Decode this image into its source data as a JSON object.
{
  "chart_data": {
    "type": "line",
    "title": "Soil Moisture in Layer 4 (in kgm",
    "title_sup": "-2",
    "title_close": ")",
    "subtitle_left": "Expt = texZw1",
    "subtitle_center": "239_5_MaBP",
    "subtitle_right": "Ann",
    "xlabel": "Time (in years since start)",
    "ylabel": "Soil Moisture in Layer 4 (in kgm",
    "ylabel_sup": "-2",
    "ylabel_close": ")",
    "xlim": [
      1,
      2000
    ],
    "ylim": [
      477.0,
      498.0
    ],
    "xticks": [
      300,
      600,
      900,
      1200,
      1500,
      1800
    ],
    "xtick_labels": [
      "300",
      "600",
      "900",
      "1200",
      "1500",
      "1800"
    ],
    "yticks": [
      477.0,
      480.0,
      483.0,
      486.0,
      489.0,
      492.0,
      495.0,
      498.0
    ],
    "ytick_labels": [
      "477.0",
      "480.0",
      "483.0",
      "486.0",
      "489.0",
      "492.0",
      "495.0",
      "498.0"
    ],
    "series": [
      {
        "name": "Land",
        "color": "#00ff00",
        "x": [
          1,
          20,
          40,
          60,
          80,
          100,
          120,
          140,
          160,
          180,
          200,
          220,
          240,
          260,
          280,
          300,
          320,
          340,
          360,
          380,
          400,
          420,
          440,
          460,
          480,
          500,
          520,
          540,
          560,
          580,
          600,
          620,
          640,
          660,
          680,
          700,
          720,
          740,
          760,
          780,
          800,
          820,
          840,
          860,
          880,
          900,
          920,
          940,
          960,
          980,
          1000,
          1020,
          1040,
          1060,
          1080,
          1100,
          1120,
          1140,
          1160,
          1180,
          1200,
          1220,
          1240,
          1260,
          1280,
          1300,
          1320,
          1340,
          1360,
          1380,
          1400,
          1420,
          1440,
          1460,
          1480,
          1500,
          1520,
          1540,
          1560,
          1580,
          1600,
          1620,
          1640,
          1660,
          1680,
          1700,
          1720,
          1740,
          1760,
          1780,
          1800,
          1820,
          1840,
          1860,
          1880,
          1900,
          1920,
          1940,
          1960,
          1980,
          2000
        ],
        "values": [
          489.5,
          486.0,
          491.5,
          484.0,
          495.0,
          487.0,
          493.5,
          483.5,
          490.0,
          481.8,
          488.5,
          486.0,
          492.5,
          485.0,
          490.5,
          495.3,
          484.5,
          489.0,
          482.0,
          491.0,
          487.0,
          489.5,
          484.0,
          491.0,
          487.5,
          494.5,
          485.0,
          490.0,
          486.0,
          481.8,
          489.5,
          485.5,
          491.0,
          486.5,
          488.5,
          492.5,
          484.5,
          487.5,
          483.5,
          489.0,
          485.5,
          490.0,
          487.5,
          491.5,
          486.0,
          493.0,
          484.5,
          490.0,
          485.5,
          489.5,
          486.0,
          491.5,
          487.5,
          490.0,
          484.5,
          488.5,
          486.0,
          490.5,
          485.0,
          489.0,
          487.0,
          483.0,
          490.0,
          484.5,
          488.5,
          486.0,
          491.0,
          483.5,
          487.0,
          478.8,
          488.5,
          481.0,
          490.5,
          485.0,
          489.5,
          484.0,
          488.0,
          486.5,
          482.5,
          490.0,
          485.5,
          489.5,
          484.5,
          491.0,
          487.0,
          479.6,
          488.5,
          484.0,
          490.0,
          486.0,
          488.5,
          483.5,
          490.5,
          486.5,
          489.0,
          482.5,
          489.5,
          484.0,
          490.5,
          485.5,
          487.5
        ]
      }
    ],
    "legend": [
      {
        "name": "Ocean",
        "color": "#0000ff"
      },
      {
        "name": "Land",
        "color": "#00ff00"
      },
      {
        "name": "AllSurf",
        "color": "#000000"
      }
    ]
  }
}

WORK TO BE COMPLETED:
Give only the number of lines in the preceding material that contain the string "color".

OUTPUT FOR THIS EXERCISE:
4